§ **WORK TASK**: Return the entries below verbatim. Pictures stay out.

§ **Text content records for pages**:
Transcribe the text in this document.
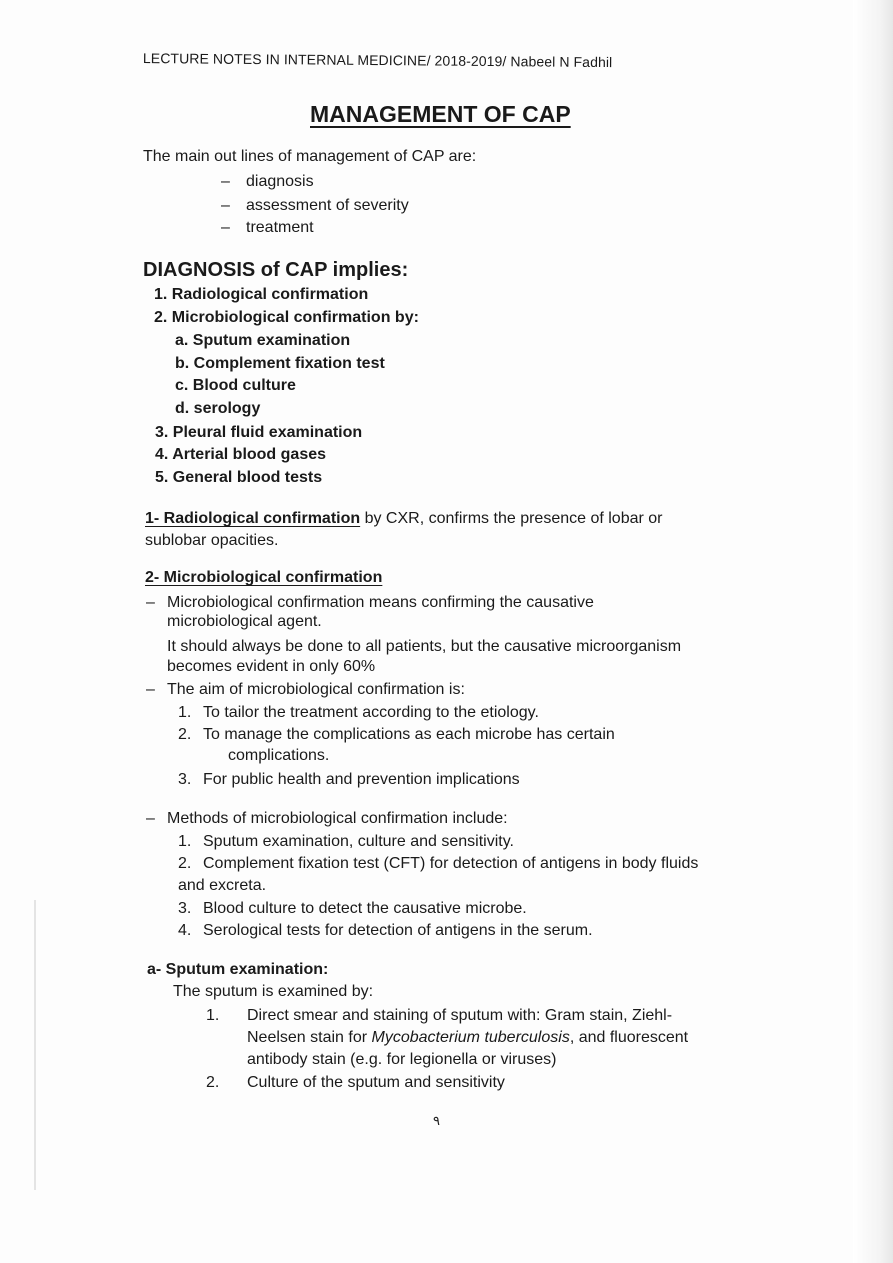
LECTURE NOTES IN INTERNAL MEDICINE/ 2018-2019/ Nabeel N Fadhil
MANAGEMENT OF CAP
The main out lines of management of CAP are:
– diagnosis
– assessment of severity
– treatment
DIAGNOSIS of CAP implies:
1. Radiological confirmation
2. Microbiological confirmation by:
a. Sputum examination
b. Complement fixation test
c. Blood culture
d. serology
3. Pleural fluid examination
4. Arterial blood gases
5. General blood tests
1- Radiological confirmation by CXR, confirms the presence of lobar or
sublobar opacities.
2- Microbiological confirmation
– Microbiological confirmation means confirming the causative
microbiological agent.
It should always be done to all patients, but the causative microorganism
becomes evident in only 60%
– The aim of microbiological confirmation is:
1. To tailor the treatment according to the etiology.
2. To manage the complications as each microbe has certain
complications.
3. For public health and prevention implications
– Methods of microbiological confirmation include:
1. Sputum examination, culture and sensitivity.
2. Complement fixation test (CFT) for detection of antigens in body fluids
and excreta.
3. Blood culture to detect the causative microbe.
4. Serological tests for detection of antigens in the serum.
a- Sputum examination:
The sputum is examined by:
1. Direct smear and staining of sputum with: Gram stain, Ziehl-
Neelsen stain for Mycobacterium tuberculosis, and fluorescent
antibody stain (e.g. for legionella or viruses)
2. Culture of the sputum and sensitivity
٩
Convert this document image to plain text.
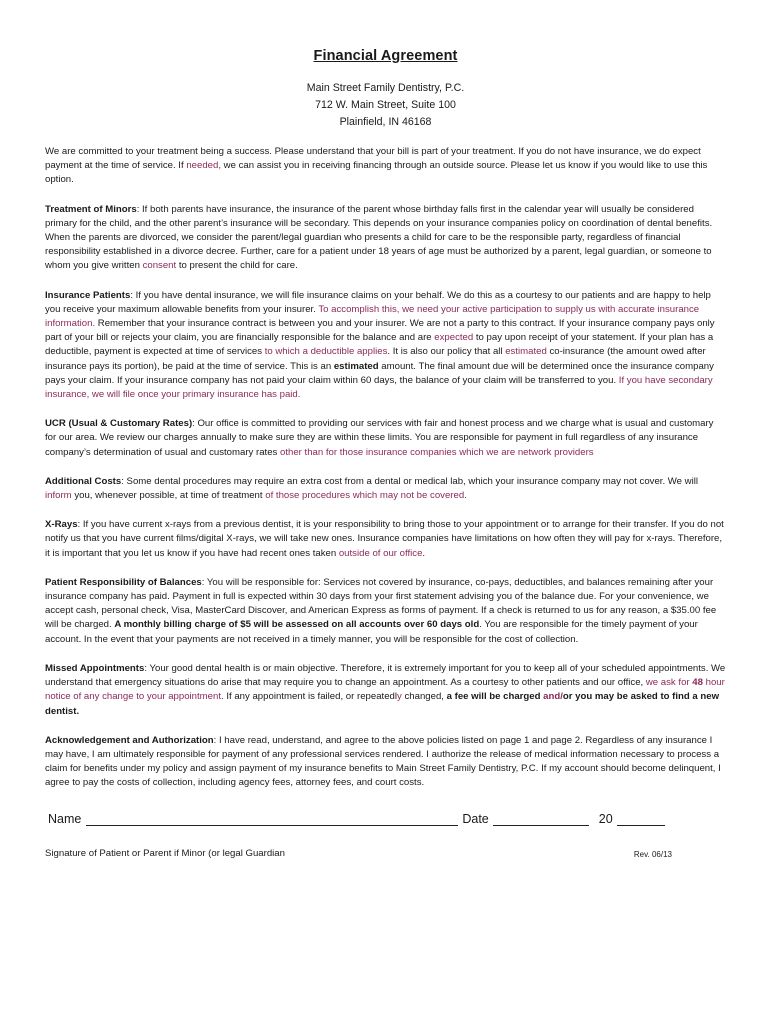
Financial Agreement
Main Street Family Dentistry, P.C.
712 W. Main Street, Suite 100
Plainfield, IN 46168

We are committed to your treatment being a success. Please understand that your bill is part of your treatment. If you do not have insurance, we do expect payment at the time of service. If needed, we can assist you in receiving financing through an outside source. Please let us know if you would like to use this option.

Treatment of Minors: If both parents have insurance, the insurance of the parent whose birthday falls first in the calendar year will usually be considered primary for the child, and the other parent’s insurance will be secondary. This depends on your insurance companies policy on coordination of dental benefits. When the parents are divorced, we consider the parent/legal guardian who presents a child for care to be the responsible party, regardless of financial responsibility established in a divorce decree. Further, care for a patient under 18 years of age must be authorized by a parent, legal guardian, or someone to whom you give written consent to present the child for care.

Insurance Patients: If you have dental insurance, we will file insurance claims on your behalf. We do this as a courtesy to our patients and are happy to help you receive your maximum allowable benefits from your insurer. To accomplish this, we need your active participation to supply us with accurate insurance information. Remember that your insurance contract is between you and your insurer. We are not a party to this contract. If your insurance company pays only part of your bill or rejects your claim, you are financially responsible for the balance and are expected to pay upon receipt of your statement. If your plan has a deductible, payment is expected at time of services to which a deductible applies. It is also our policy that all estimated co-insurance (the amount owed after insurance pays its portion), be paid at the time of service. This is an estimated amount. The final amount due will be determined once the insurance company pays your claim. If your insurance company has not paid your claim within 60 days, the balance of your claim will be transferred to you. If you have secondary insurance, we will file once your primary insurance has paid.

UCR (Usual & Customary Rates): Our office is committed to providing our services with fair and honest process and we charge what is usual and customary for our area. We review our charges annually to make sure they are within these limits. You are responsible for payment in full regardless of any insurance company’s determination of usual and customary rates other than for those insurance companies which we are network providers

Additional Costs: Some dental procedures may require an extra cost from a dental or medical lab, which your insurance company may not cover. We will inform you, whenever possible, at time of treatment of those procedures which may not be covered.

X-Rays: If you have current x-rays from a previous dentist, it is your responsibility to bring those to your appointment or to arrange for their transfer. If you do not notify us that you have current films/digital X-rays, we will take new ones. Insurance companies have limitations on how often they will pay for x-rays. Therefore, it is important that you let us know if you have had recent ones taken outside of our office.

Patient Responsibility of Balances: You will be responsible for: Services not covered by insurance, co-pays, deductibles, and balances remaining after your insurance company has paid. Payment in full is expected within 30 days from your first statement advising you of the balance due. For your convenience, we accept cash, personal check, Visa, MasterCard Discover, and American Express as forms of payment. If a check is returned to us for any reason, a $35.00 fee will be charged. A monthly billing charge of $5 will be assessed on all accounts over 60 days old. You are responsible for the timely payment of your account. In the event that your payments are not received in a timely manner, you will be responsible for the cost of collection.

Missed Appointments: Your good dental health is or main objective. Therefore, it is extremely important for you to keep all of your scheduled appointments. We understand that emergency situations do arise that may require you to change an appointment. As a courtesy to other patients and our office, we ask for 48 hour notice of any change to your appointment. If any appointment is failed, or repeatedly changed, a fee will be charged and/or you may be asked to find a new dentist.

Acknowledgement and Authorization: I have read, understand, and agree to the above policies listed on page 1 and page 2. Regardless of any insurance I may have, I am ultimately responsible for payment of any professional services rendered. I authorize the release of medical information necessary to process a claim for benefits under my policy and assign payment of my insurance benefits to Main Street Family Dentistry, P.C. If my account should become delinquent, I agree to pay the costs of collection, including agency fees, attorney fees, and court costs.

Name	Date	20
Signature of Patient or Parent if Minor (or legal Guardian	Rev. 06/13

§ **ANSWER TO THE PROBLEM**:
Transcribe the text in this document.
LECTURE NOTES IN INTERNAL MEDICINE/ 2018-2019/ Nabeel N Fadhil
MANAGEMENT OF CAP
The main out lines of management of CAP are:
– diagnosis
– assessment of severity
– treatment
DIAGNOSIS of CAP implies:
1. Radiological confirmation
2. Microbiological confirmation by:
a. Sputum examination
b. Complement fixation test
c. Blood culture
d. serology
3. Pleural fluid examination
4. Arterial blood gases
5. General blood tests
1- Radiological confirmation by CXR, confirms the presence of lobar or
sublobar opacities.
2- Microbiological confirmation
– Microbiological confirmation means confirming the causative
microbiological agent.
It should always be done to all patients, but the causative microorganism
becomes evident in only 60%
– The aim of microbiological confirmation is:
1. To tailor the treatment according to the etiology.
2. To manage the complications as each microbe has certain
complications.
3. For public health and prevention implications
– Methods of microbiological confirmation include:
1. Sputum examination, culture and sensitivity.
2. Complement fixation test (CFT) for detection of antigens in body fluids
and excreta.
3. Blood culture to detect the causative microbe.
4. Serological tests for detection of antigens in the serum.
a- Sputum examination:
The sputum is examined by:
1. Direct smear and staining of sputum with: Gram stain, Ziehl-
Neelsen stain for Mycobacterium tuberculosis, and fluorescent
antibody stain (e.g. for legionella or viruses)
2. Culture of the sputum and sensitivity
٩
Convert this document image to plain text.
Financial Agreement
Main Street Family Dentistry, P.C.
712 W. Main Street, Suite 100
Plainfield, IN 46168

We are committed to your treatment being a success. Please understand that your bill is part of your treatment. If you do not have insurance, we do expect payment at the time of service. If needed, we can assist you in receiving financing through an outside source. Please let us know if you would like to use this option.

Treatment of Minors: If both parents have insurance, the insurance of the parent whose birthday falls first in the calendar year will usually be considered primary for the child, and the other parent’s insurance will be secondary. This depends on your insurance companies policy on coordination of dental benefits. When the parents are divorced, we consider the parent/legal guardian who presents a child for care to be the responsible party, regardless of financial responsibility established in a divorce decree. Further, care for a patient under 18 years of age must be authorized by a parent, legal guardian, or someone to whom you give written consent to present the child for care.

Insurance Patients: If you have dental insurance, we will file insurance claims on your behalf. We do this as a courtesy to our patients and are happy to help you receive your maximum allowable benefits from your insurer. To accomplish this, we need your active participation to supply us with accurate insurance information. Remember that your insurance contract is between you and your insurer. We are not a party to this contract. If your insurance company pays only part of your bill or rejects your claim, you are financially responsible for the balance and are expected to pay upon receipt of your statement. If your plan has a deductible, payment is expected at time of services to which a deductible applies. It is also our policy that all estimated co-insurance (the amount owed after insurance pays its portion), be paid at the time of service. This is an estimated amount. The final amount due will be determined once the insurance company pays your claim. If your insurance company has not paid your claim within 60 days, the balance of your claim will be transferred to you. If you have secondary insurance, we will file once your primary insurance has paid.

UCR (Usual & Customary Rates): Our office is committed to providing our services with fair and honest process and we charge what is usual and customary for our area. We review our charges annually to make sure they are within these limits. You are responsible for payment in full regardless of any insurance company’s determination of usual and customary rates other than for those insurance companies which we are network providers

Additional Costs: Some dental procedures may require an extra cost from a dental or medical lab, which your insurance company may not cover. We will inform you, whenever possible, at time of treatment of those procedures which may not be covered.

X-Rays: If you have current x-rays from a previous dentist, it is your responsibility to bring those to your appointment or to arrange for their transfer. If you do not notify us that you have current films/digital X-rays, we will take new ones. Insurance companies have limitations on how often they will pay for x-rays. Therefore, it is important that you let us know if you have had recent ones taken outside of our office.

Patient Responsibility of Balances: You will be responsible for: Services not covered by insurance, co-pays, deductibles, and balances remaining after your insurance company has paid. Payment in full is expected within 30 days from your first statement advising you of the balance due. For your convenience, we accept cash, personal check, Visa, MasterCard Discover, and American Express as forms of payment. If a check is returned to us for any reason, a $35.00 fee will be charged. A monthly billing charge of $5 will be assessed on all accounts over 60 days old. You are responsible for the timely payment of your account. In the event that your payments are not received in a timely manner, you will be responsible for the cost of collection.

Missed Appointments: Your good dental health is or main objective. Therefore, it is extremely important for you to keep all of your scheduled appointments. We understand that emergency situations do arise that may require you to change an appointment. As a courtesy to other patients and our office, we ask for 48 hour notice of any change to your appointment. If any appointment is failed, or repeatedly changed, a fee will be charged and/or you may be asked to find a new dentist.

Acknowledgement and Authorization: I have read, understand, and agree to the above policies listed on page 1 and page 2. Regardless of any insurance I may have, I am ultimately responsible for payment of any professional services rendered. I authorize the release of medical information necessary to process a claim for benefits under my policy and assign payment of my insurance benefits to Main Street Family Dentistry, P.C. If my account should become delinquent, I agree to pay the costs of collection, including agency fees, attorney fees, and court costs.

Name	Date	20
Signature of Patient or Parent if Minor (or legal Guardian	Rev. 06/13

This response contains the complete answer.